DATASET
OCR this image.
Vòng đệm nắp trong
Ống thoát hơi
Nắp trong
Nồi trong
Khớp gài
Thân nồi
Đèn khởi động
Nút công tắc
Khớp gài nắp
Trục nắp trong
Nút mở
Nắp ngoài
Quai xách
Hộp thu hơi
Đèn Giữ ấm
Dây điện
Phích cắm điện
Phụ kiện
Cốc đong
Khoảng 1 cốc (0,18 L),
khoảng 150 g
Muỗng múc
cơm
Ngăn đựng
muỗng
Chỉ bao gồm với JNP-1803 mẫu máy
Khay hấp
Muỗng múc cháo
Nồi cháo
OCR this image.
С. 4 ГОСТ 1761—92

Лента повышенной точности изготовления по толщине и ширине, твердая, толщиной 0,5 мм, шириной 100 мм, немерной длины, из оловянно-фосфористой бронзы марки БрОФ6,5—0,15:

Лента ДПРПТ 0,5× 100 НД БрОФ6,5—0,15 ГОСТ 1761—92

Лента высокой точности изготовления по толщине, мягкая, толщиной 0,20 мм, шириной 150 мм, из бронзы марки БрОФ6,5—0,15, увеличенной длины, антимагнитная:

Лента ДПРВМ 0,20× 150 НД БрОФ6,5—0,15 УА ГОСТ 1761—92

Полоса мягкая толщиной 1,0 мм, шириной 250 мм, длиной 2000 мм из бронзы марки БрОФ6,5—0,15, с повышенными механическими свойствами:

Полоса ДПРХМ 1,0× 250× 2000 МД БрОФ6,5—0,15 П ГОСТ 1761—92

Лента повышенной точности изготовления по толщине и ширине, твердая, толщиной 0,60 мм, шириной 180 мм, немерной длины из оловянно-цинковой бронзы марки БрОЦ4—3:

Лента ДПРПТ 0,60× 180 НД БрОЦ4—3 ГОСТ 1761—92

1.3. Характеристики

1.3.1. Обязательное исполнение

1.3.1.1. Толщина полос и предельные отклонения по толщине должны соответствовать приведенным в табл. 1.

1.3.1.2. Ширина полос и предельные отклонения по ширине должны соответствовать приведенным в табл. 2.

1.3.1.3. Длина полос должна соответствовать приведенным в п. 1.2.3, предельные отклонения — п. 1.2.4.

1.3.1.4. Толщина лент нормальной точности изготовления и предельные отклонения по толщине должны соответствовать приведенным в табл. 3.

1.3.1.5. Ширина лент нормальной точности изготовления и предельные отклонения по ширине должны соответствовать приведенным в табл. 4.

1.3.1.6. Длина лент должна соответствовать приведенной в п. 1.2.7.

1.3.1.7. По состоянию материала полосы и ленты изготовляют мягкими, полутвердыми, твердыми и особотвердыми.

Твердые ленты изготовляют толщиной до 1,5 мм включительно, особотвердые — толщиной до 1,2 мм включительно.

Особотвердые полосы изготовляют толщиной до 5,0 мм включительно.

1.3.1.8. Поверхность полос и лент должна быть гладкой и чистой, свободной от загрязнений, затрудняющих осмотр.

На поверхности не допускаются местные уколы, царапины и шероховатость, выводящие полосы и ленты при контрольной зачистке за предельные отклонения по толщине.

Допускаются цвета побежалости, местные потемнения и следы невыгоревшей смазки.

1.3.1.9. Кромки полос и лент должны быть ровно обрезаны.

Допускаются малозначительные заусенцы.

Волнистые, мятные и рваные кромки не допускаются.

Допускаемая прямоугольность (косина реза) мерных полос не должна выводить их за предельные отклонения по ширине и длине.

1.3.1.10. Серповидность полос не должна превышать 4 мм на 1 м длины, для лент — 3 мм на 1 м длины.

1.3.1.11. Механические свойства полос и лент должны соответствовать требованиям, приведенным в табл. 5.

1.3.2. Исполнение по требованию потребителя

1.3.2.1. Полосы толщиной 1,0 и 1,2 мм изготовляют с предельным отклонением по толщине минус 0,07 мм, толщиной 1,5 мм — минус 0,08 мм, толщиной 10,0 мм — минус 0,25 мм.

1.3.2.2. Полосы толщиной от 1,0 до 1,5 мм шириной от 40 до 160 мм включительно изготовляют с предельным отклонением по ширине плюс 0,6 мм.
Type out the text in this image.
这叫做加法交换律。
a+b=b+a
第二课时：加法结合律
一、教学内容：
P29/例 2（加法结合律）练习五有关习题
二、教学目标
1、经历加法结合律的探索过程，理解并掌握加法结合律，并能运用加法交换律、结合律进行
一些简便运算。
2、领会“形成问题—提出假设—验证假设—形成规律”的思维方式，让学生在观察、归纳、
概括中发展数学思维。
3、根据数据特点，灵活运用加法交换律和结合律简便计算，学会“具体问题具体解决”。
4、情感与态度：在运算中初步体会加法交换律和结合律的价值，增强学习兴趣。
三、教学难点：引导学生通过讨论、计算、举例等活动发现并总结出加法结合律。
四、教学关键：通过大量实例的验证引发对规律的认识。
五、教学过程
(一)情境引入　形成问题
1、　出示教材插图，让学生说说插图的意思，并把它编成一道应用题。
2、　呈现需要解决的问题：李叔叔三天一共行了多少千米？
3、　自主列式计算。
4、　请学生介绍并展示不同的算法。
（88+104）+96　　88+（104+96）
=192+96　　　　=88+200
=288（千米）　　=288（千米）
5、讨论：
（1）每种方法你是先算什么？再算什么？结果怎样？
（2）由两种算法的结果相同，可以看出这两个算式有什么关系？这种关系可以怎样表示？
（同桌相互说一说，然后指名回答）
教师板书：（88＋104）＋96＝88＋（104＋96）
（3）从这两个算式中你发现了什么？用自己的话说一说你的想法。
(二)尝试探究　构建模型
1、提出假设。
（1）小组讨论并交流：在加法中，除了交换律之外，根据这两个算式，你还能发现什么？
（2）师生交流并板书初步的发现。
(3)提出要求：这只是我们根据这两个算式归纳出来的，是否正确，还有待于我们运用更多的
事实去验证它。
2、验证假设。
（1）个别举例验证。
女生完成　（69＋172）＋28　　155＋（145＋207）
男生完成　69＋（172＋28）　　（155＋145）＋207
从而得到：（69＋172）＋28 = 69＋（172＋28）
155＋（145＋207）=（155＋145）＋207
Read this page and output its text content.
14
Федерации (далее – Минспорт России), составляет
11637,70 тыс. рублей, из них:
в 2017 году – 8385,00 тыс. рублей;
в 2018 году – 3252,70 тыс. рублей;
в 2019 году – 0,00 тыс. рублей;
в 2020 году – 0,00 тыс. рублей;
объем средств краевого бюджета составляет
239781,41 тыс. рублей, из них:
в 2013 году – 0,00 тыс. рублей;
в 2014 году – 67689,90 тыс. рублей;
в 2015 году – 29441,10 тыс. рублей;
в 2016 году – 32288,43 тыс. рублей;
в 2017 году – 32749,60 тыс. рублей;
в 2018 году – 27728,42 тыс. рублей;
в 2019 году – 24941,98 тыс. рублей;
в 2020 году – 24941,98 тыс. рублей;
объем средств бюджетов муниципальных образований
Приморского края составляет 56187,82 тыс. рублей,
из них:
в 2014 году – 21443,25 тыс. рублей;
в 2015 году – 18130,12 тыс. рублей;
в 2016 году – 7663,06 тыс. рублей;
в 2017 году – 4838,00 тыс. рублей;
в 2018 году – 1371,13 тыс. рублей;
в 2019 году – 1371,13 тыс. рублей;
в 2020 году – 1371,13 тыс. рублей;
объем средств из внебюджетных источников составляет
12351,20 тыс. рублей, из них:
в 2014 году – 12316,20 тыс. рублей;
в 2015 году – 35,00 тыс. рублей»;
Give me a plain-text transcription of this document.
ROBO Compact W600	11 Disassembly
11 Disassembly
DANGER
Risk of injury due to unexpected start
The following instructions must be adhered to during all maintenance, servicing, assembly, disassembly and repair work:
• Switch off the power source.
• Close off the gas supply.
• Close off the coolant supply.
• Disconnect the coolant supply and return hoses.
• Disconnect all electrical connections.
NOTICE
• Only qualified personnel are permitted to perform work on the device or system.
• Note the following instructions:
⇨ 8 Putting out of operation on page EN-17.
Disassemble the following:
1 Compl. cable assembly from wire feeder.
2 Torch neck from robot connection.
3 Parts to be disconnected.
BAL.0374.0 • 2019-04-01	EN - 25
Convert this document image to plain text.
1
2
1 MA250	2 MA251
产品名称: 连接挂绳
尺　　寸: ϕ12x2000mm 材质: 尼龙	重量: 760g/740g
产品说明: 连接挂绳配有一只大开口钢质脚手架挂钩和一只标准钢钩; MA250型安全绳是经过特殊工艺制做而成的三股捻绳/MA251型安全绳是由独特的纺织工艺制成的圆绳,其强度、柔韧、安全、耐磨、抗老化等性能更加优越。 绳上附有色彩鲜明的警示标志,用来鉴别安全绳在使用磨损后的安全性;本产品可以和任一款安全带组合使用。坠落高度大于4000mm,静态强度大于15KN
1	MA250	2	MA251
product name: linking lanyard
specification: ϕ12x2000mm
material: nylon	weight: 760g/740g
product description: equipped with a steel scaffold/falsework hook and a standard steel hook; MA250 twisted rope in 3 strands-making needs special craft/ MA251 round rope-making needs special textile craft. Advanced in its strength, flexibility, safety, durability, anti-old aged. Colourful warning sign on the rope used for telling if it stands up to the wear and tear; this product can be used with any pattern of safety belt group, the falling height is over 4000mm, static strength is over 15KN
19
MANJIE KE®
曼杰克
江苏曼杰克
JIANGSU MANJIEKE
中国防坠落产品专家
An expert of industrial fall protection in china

TASK PROMPT
Pull out every line of the records that includes the string "включительно".

REPLY
Твердые ленты изготовляют толщиной до 1,5 мм включительно, особотвердые — толщиной до 1,2 мм включительно.
Особотвердые полосы изготовляют толщиной до 5,0 мм включительно.
1.3.2.2. Полосы толщиной от 1,0 до 1,5 мм шириной от 40 до 160 мм включительно изготовляют с предельным отклонением по ширине плюс 0,6 мм.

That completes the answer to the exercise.